### Given problem
The entries below should be transcribed in their entirety, exactly as written.

[Recorded data]
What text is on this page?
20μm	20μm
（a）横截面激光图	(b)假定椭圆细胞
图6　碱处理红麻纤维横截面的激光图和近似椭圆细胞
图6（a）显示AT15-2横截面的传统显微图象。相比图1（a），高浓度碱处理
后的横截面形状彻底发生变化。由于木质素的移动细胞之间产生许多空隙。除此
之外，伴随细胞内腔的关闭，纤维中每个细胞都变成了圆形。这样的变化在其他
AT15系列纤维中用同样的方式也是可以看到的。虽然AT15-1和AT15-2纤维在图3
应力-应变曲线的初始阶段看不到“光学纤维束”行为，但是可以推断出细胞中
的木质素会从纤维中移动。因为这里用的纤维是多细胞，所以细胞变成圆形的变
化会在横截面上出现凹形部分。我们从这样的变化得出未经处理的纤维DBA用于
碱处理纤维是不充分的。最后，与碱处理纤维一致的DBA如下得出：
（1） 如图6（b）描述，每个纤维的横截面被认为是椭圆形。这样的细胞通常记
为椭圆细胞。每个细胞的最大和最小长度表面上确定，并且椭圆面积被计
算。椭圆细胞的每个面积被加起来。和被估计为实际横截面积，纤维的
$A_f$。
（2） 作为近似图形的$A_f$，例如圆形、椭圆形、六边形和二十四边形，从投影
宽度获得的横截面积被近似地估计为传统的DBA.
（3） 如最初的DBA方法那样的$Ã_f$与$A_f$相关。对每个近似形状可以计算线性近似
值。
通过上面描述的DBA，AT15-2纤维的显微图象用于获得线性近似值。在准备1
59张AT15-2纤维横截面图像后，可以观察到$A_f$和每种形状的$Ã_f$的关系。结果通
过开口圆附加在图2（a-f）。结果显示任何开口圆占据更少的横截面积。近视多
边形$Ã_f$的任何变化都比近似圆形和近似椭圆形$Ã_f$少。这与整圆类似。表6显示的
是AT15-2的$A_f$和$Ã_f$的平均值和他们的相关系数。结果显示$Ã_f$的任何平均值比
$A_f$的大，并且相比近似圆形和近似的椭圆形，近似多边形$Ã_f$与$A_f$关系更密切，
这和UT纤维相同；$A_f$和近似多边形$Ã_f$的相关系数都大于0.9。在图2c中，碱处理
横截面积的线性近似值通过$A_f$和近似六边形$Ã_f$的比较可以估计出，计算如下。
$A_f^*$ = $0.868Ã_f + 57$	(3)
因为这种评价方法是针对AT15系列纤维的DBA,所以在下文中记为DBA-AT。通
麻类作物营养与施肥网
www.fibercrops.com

### Exercise answer
What text is on this page?
20μm	20μm
（a）横截面激光图	(b)假定椭圆细胞
图6　碱处理红麻纤维横截面的激光图和近似椭圆细胞
图6（a）显示AT15-2横截面的传统显微图象。相比图1（a），高浓度碱处理
后的横截面形状彻底发生变化。由于木质素的移动细胞之间产生许多空隙。除此
之外，伴随细胞内腔的关闭，纤维中每个细胞都变成了圆形。这样的变化在其他
AT15系列纤维中用同样的方式也是可以看到的。虽然AT15-1和AT15-2纤维在图3
应力-应变曲线的初始阶段看不到“光学纤维束”行为，但是可以推断出细胞中
的木质素会从纤维中移动。因为这里用的纤维是多细胞，所以细胞变成圆形的变
化会在横截面上出现凹形部分。我们从这样的变化得出未经处理的纤维DBA用于
碱处理纤维是不充分的。最后，与碱处理纤维一致的DBA如下得出：
（1） 如图6（b）描述，每个纤维的横截面被认为是椭圆形。这样的细胞通常记
为椭圆细胞。每个细胞的最大和最小长度表面上确定，并且椭圆面积被计
算。椭圆细胞的每个面积被加起来。和被估计为实际横截面积，纤维的
$A_f$。
（2） 作为近似图形的$A_f$，例如圆形、椭圆形、六边形和二十四边形，从投影
宽度获得的横截面积被近似地估计为传统的DBA.
（3） 如最初的DBA方法那样的$Ã_f$与$A_f$相关。对每个近似形状可以计算线性近似
值。
通过上面描述的DBA，AT15-2纤维的显微图象用于获得线性近似值。在准备1
59张AT15-2纤维横截面图像后，可以观察到$A_f$和每种形状的$Ã_f$的关系。结果通
过开口圆附加在图2（a-f）。结果显示任何开口圆占据更少的横截面积。近视多
边形$Ã_f$的任何变化都比近似圆形和近似椭圆形$Ã_f$少。这与整圆类似。表6显示的
是AT15-2的$A_f$和$Ã_f$的平均值和他们的相关系数。结果显示$Ã_f$的任何平均值比
$A_f$的大，并且相比近似圆形和近似的椭圆形，近似多边形$Ã_f$与$A_f$关系更密切，
这和UT纤维相同；$A_f$和近似多边形$Ã_f$的相关系数都大于0.9。在图2c中，碱处理
横截面积的线性近似值通过$A_f$和近似六边形$Ã_f$的比较可以估计出，计算如下。
$A_f^*$ = $0.868Ã_f + 57$	(3)
因为这种评价方法是针对AT15系列纤维的DBA,所以在下文中记为DBA-AT。通
麻类作物营养与施肥网
www.fibercrops.com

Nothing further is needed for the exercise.